**Task to complete:** Using the listing below, select the lines with the word "color" and copy them.
"""
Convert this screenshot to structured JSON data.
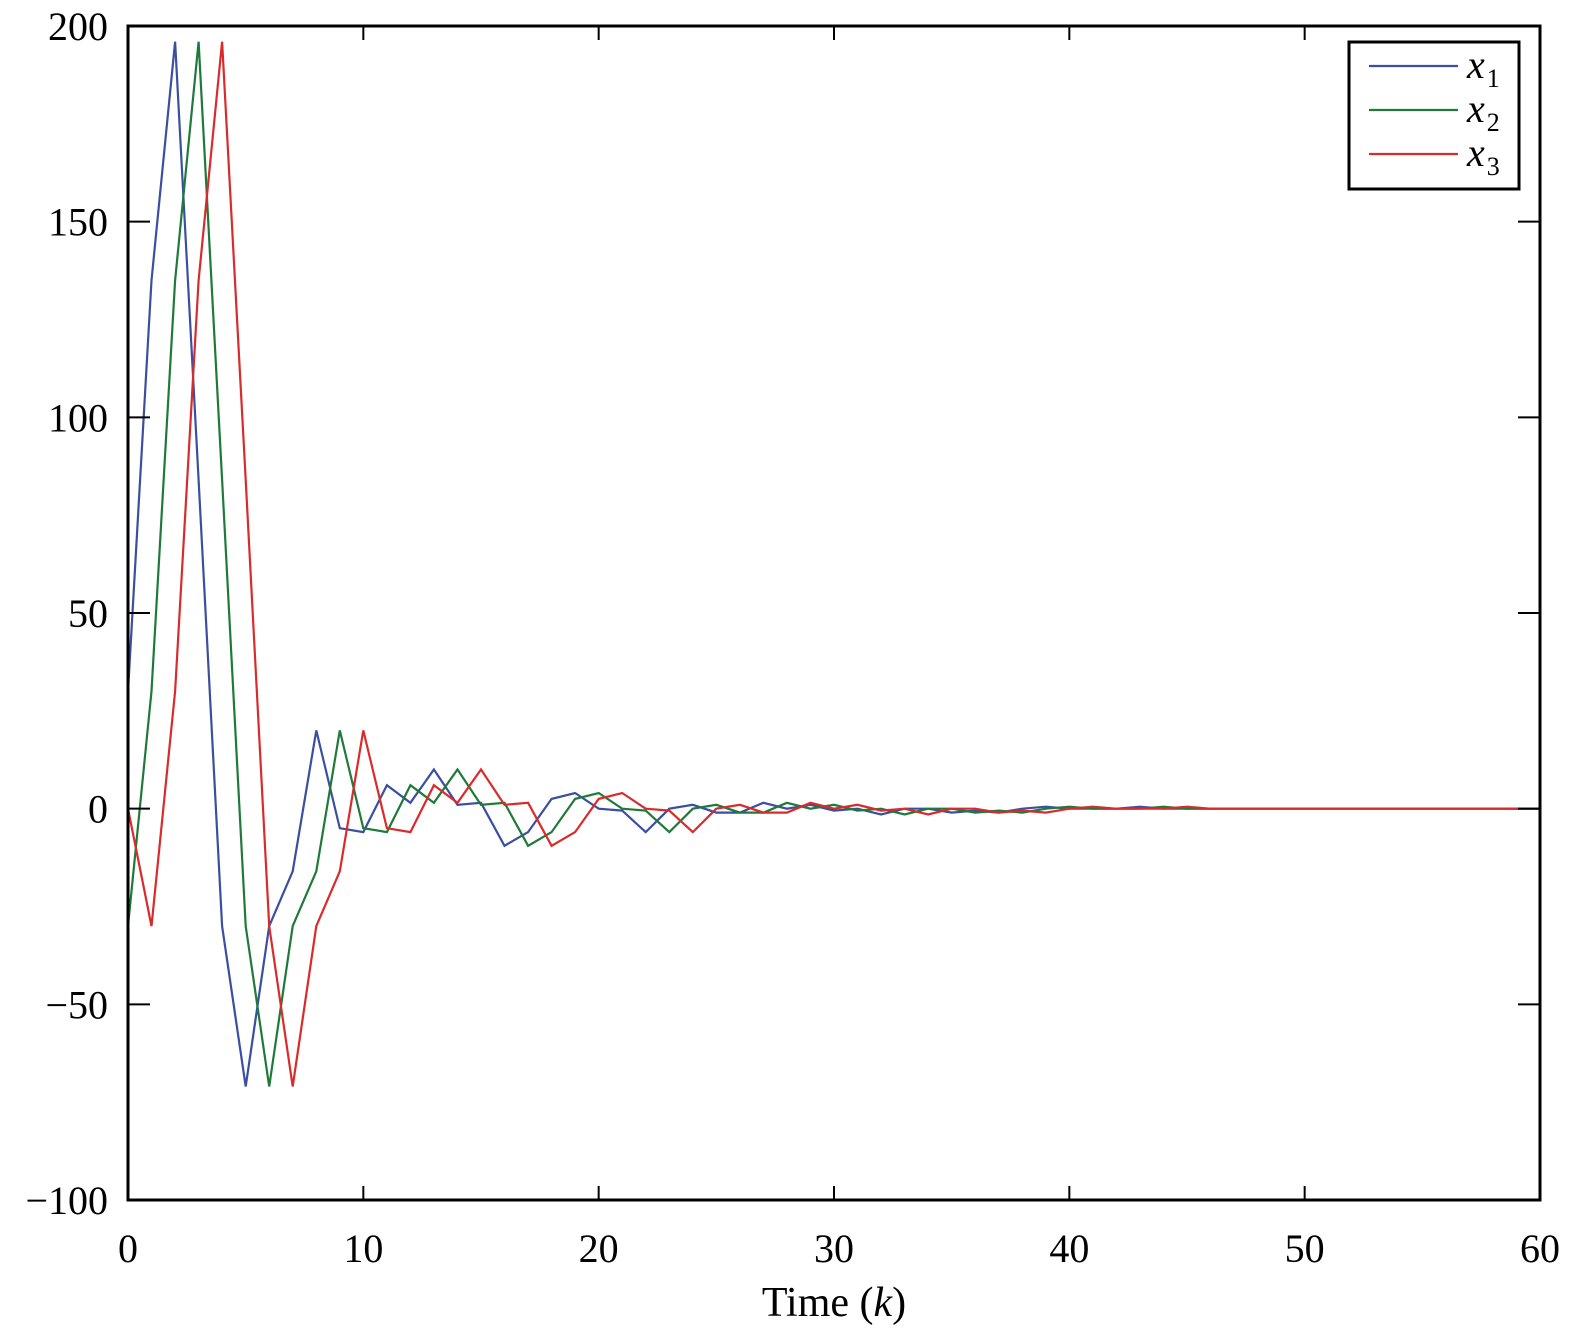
{
  "chart_data": {
    "type": "line",
    "title": "",
    "xlabel": "Time (k)",
    "ylabel": "",
    "xlim": [
      0,
      60
    ],
    "ylim": [
      -100,
      200
    ],
    "xticks": [
      0,
      10,
      20,
      30,
      40,
      50,
      60
    ],
    "yticks": [
      -100,
      -50,
      0,
      50,
      100,
      150,
      200
    ],
    "xtick_labels": [
      "0",
      "10",
      "20",
      "30",
      "40",
      "50",
      "60"
    ],
    "ytick_labels": [
      "−100",
      "−50",
      "0",
      "50",
      "100",
      "150",
      "200"
    ],
    "grid": false,
    "legend_position": "upper right",
    "x": [
      0,
      1,
      2,
      3,
      4,
      5,
      6,
      7,
      8,
      9,
      10,
      11,
      12,
      13,
      14,
      15,
      16,
      17,
      18,
      19,
      20,
      21,
      22,
      23,
      24,
      25,
      26,
      27,
      28,
      29,
      30,
      31,
      32,
      33,
      34,
      35,
      36,
      37,
      38,
      39,
      40,
      41,
      42,
      43,
      44,
      45,
      46,
      47,
      48,
      49,
      50,
      51,
      52,
      53,
      54,
      55,
      56,
      57,
      58,
      59,
      60
    ],
    "series": [
      {
        "name": "x1",
        "color": "#3a4fa0",
        "values": [
          30,
          135,
          196,
          84,
          -30,
          -71,
          -30,
          -16,
          20,
          -5,
          -6,
          6,
          1.5,
          10,
          1,
          1.5,
          -9.5,
          -6,
          2.5,
          4,
          0,
          -0.5,
          -6,
          0,
          1,
          -1,
          -1,
          1.5,
          0,
          1,
          -0.5,
          0,
          -1.5,
          0,
          0,
          -1,
          -0.5,
          -1,
          0,
          0.5,
          0,
          0,
          0,
          0.5,
          0,
          0,
          0,
          0,
          0,
          0,
          0,
          0,
          0,
          0,
          0,
          0,
          0,
          0,
          0,
          0,
          0
        ]
      },
      {
        "name": "x2",
        "color": "#1f7a3a",
        "values": [
          -30,
          30,
          135,
          196,
          84,
          -30,
          -71,
          -30,
          -16,
          20,
          -5,
          -6,
          6,
          1.5,
          10,
          1,
          1.5,
          -9.5,
          -6,
          2.5,
          4,
          0,
          -0.5,
          -6,
          0,
          1,
          -1,
          -1,
          1.5,
          0,
          1,
          -0.5,
          0,
          -1.5,
          0,
          0,
          -1,
          -0.5,
          -1,
          0,
          0.5,
          0,
          0,
          0,
          0.5,
          0,
          0,
          0,
          0,
          0,
          0,
          0,
          0,
          0,
          0,
          0,
          0,
          0,
          0,
          0,
          0
        ]
      },
      {
        "name": "x3",
        "color": "#d92b2b",
        "values": [
          0,
          -30,
          30,
          135,
          196,
          84,
          -30,
          -71,
          -30,
          -16,
          20,
          -5,
          -6,
          6,
          1.5,
          10,
          1,
          1.5,
          -9.5,
          -6,
          2.5,
          4,
          0,
          -0.5,
          -6,
          0,
          1,
          -1,
          -1,
          1.5,
          0,
          1,
          -0.5,
          0,
          -1.5,
          0,
          0,
          -1,
          -0.5,
          -1,
          0,
          0.5,
          0,
          0,
          0,
          0.5,
          0,
          0,
          0,
          0,
          0,
          0,
          0,
          0,
          0,
          0,
          0,
          0,
          0,
          0,
          0
        ]
      }
    ],
    "legend": [
      {
        "label_main": "x",
        "label_sub": "1"
      },
      {
        "label_main": "x",
        "label_sub": "2"
      },
      {
        "label_main": "x",
        "label_sub": "3"
      }
    ]
  }
}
"""
**The response:**
        "color": "#3a4fa0",
        "color": "#1f7a3a",
        "color": "#d92b2b",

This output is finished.